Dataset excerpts
☆ ☆ ☆

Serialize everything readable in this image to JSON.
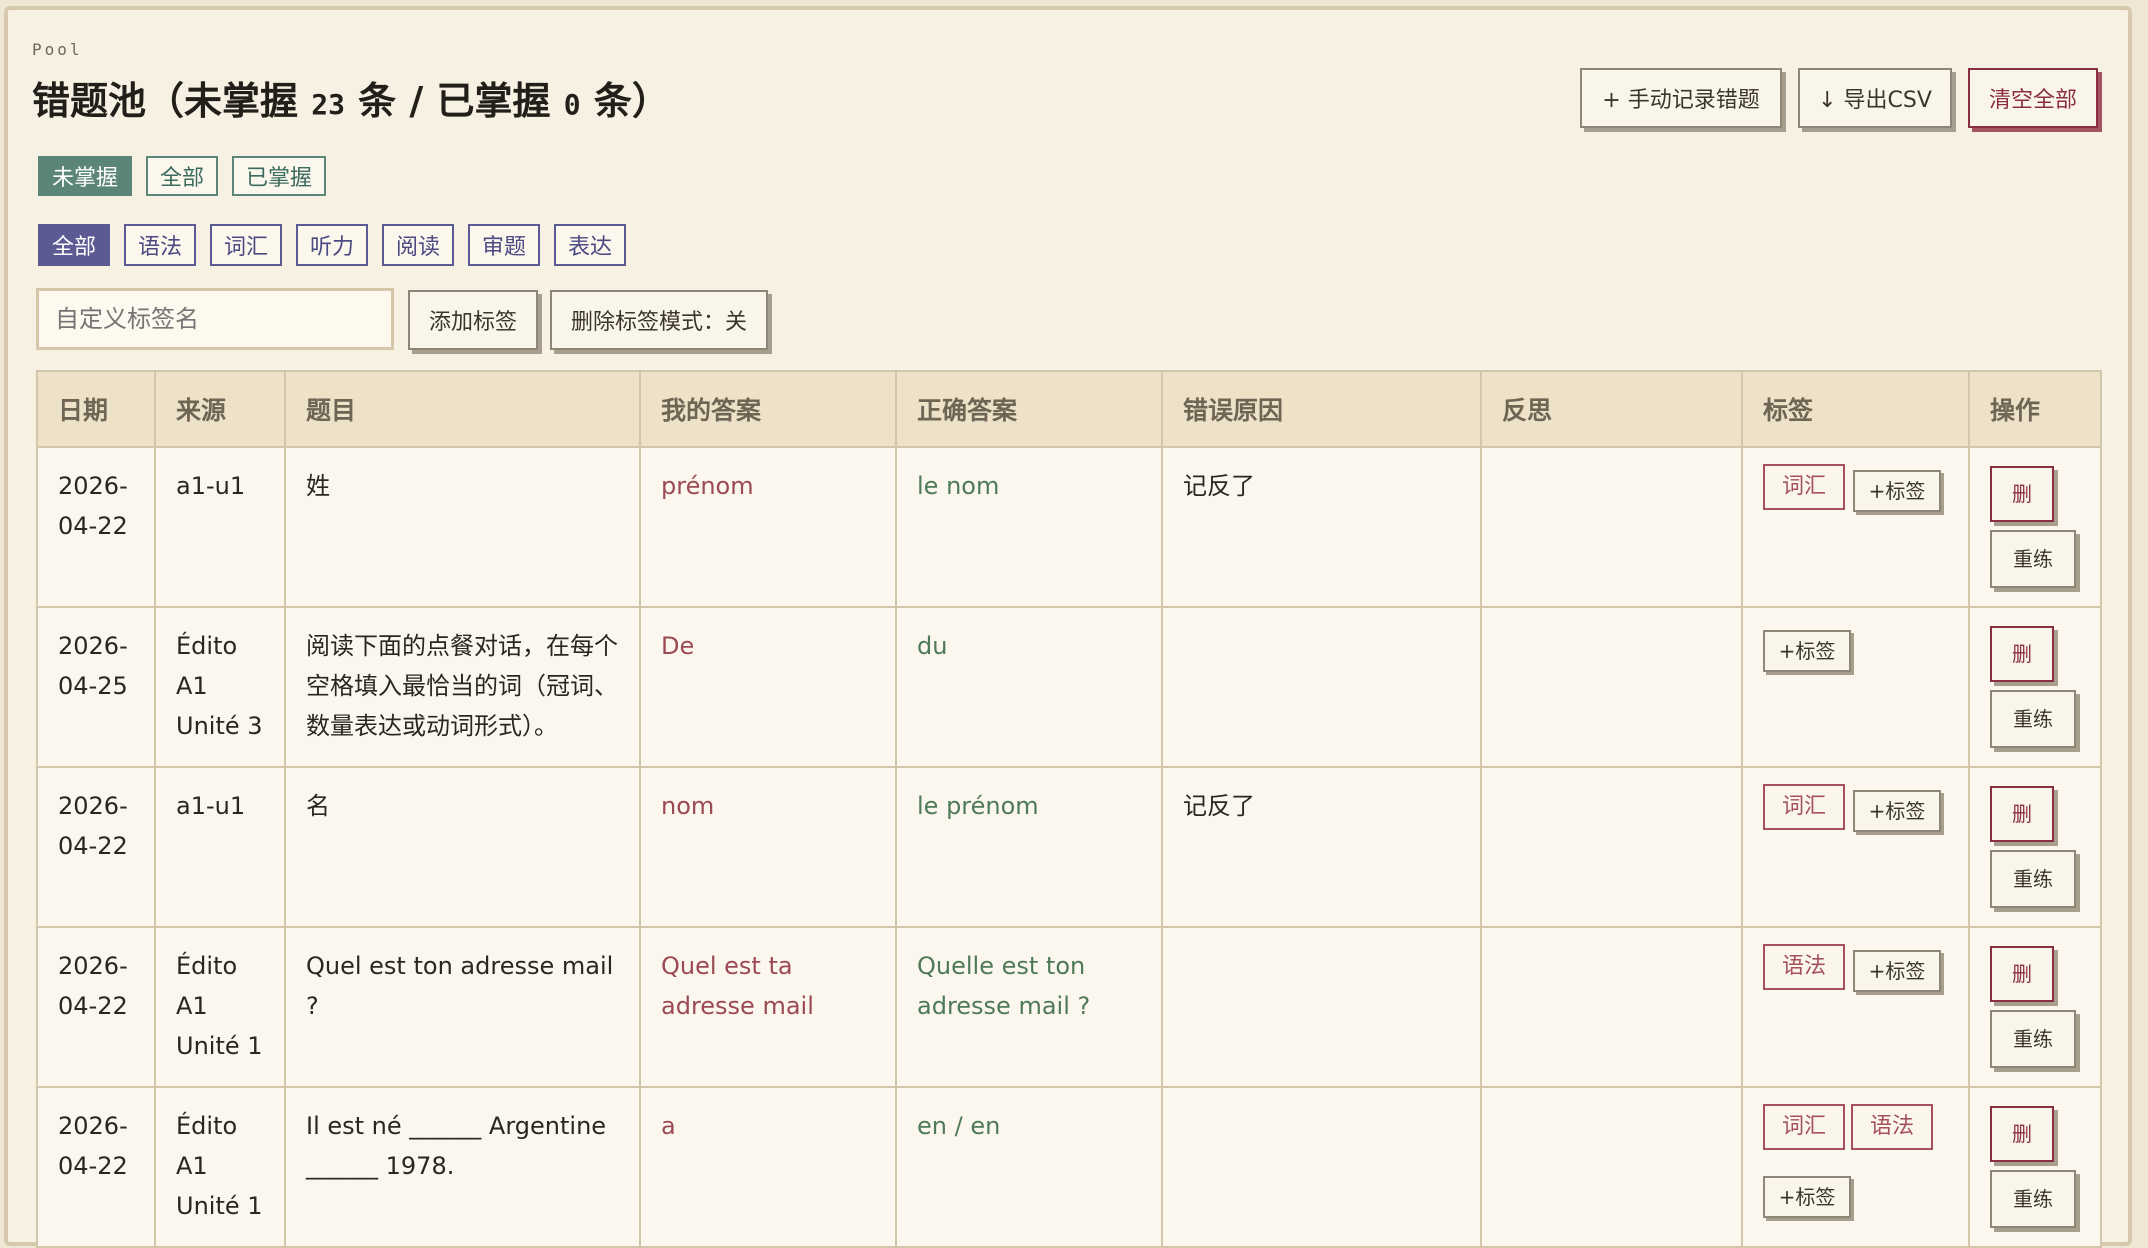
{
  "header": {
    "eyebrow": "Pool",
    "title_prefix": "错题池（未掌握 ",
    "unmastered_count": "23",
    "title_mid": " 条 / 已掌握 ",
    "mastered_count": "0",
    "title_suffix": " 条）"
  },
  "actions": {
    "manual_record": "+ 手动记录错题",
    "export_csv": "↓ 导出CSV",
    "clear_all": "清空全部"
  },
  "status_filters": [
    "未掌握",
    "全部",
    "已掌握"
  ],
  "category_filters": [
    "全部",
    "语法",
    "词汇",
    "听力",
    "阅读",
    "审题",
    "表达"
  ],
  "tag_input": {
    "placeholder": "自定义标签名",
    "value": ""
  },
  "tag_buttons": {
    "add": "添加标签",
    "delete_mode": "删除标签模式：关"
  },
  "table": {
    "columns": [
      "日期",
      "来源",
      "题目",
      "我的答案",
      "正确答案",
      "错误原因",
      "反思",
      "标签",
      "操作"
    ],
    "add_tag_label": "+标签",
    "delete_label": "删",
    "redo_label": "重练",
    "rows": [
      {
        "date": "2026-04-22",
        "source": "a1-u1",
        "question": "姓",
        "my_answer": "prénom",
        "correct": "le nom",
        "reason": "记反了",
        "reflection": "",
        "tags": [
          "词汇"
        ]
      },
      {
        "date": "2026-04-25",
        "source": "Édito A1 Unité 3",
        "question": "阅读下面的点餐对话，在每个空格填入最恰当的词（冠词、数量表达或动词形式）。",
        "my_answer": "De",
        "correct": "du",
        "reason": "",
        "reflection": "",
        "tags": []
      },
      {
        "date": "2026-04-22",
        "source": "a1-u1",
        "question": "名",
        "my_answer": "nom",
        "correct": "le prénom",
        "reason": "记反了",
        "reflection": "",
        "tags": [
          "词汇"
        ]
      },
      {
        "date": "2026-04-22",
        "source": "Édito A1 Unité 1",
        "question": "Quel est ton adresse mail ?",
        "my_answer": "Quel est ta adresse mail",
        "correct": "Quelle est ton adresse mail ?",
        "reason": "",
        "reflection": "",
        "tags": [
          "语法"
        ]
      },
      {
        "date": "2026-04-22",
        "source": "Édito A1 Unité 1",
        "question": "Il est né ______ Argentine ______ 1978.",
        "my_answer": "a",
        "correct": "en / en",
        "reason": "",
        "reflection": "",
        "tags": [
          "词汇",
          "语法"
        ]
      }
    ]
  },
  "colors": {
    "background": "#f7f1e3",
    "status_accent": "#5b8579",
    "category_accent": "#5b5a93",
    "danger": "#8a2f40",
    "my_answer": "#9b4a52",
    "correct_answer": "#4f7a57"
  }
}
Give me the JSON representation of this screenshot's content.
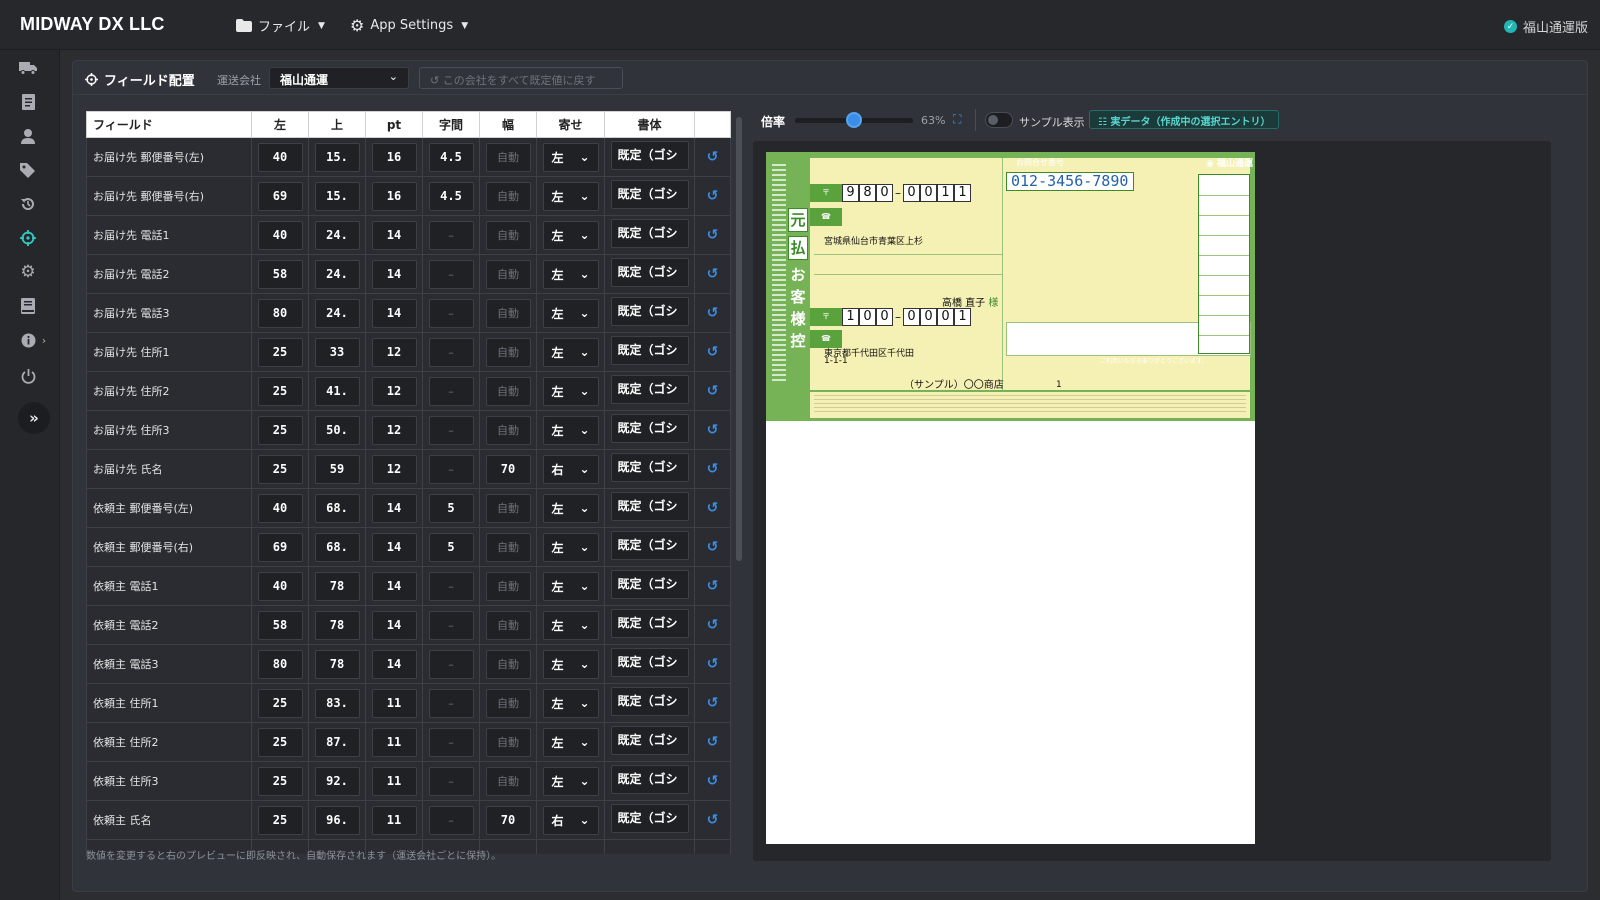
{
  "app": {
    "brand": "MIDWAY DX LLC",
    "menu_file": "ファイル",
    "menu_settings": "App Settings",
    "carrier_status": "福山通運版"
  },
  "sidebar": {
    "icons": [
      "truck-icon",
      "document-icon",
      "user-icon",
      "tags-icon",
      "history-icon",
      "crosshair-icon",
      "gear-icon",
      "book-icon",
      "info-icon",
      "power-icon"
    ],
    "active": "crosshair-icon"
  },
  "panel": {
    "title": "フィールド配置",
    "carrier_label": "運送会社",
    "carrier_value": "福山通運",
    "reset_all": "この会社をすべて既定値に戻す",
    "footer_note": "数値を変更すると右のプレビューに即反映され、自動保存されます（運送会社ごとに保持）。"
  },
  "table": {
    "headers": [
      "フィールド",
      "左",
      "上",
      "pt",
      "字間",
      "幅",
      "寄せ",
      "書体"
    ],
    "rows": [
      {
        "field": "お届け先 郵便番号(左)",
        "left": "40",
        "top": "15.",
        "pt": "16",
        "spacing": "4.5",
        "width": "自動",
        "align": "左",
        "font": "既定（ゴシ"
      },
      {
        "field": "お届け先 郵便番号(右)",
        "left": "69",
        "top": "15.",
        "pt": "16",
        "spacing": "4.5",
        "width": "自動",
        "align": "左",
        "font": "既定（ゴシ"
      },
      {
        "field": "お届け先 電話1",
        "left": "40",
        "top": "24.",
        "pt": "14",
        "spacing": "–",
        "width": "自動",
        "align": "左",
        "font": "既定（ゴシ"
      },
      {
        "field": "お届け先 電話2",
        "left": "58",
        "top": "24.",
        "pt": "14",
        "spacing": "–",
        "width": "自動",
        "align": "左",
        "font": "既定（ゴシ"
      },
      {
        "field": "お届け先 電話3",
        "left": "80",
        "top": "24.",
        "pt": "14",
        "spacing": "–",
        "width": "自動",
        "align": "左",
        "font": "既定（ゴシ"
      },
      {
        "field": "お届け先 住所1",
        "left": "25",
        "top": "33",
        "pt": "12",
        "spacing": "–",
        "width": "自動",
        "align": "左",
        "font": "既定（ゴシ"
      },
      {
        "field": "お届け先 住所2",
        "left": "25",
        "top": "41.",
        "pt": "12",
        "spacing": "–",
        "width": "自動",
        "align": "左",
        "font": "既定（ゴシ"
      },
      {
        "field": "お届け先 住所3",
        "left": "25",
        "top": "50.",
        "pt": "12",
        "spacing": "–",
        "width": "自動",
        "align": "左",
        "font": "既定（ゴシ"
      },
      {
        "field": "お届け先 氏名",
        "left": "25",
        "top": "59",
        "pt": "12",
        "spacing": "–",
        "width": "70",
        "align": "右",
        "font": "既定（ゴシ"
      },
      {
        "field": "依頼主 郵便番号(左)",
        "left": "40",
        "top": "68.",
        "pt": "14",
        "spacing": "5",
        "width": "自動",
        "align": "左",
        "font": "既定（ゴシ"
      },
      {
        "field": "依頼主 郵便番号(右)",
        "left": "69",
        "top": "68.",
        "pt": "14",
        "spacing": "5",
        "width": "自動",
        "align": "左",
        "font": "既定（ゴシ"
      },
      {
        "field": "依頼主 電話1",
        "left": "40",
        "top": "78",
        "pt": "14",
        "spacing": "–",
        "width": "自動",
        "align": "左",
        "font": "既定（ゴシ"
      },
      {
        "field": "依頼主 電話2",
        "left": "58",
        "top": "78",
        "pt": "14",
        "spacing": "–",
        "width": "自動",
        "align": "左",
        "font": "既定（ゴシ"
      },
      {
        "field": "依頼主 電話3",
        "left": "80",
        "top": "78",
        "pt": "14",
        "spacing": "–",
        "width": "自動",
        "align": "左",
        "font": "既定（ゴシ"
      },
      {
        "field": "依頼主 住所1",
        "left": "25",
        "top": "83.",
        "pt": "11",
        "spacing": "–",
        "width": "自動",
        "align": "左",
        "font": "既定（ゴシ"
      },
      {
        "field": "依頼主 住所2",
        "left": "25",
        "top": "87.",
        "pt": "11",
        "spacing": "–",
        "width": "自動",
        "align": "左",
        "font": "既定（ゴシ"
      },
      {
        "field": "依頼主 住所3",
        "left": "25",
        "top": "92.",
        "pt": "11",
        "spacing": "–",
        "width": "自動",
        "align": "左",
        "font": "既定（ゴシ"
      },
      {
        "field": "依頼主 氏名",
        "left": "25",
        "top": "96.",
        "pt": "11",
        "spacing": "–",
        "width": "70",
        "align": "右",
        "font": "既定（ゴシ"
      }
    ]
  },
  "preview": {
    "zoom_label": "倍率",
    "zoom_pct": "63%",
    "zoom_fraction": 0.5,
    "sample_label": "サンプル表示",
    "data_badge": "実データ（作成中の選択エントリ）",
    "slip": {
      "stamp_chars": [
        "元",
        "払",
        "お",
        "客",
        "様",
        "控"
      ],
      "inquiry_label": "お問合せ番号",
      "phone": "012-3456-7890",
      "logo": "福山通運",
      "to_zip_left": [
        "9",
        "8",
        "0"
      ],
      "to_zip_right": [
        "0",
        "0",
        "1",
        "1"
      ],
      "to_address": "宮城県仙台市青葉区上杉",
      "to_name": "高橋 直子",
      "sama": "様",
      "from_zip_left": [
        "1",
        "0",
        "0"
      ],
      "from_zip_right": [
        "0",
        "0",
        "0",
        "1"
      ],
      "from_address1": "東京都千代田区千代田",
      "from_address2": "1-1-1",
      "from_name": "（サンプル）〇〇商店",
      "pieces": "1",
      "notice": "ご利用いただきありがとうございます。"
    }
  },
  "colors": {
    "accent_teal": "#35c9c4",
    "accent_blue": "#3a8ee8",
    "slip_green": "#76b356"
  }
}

☆ ☆ ☆

» Directive:
Isolate the lines above that contain the word "mail" and copy them.

» Complete answer:
        "question": "Quel est ton adresse mail ?",
        "my_answer": "Quel est ta adresse mail",
        "correct": "Quelle est ton adresse mail ?",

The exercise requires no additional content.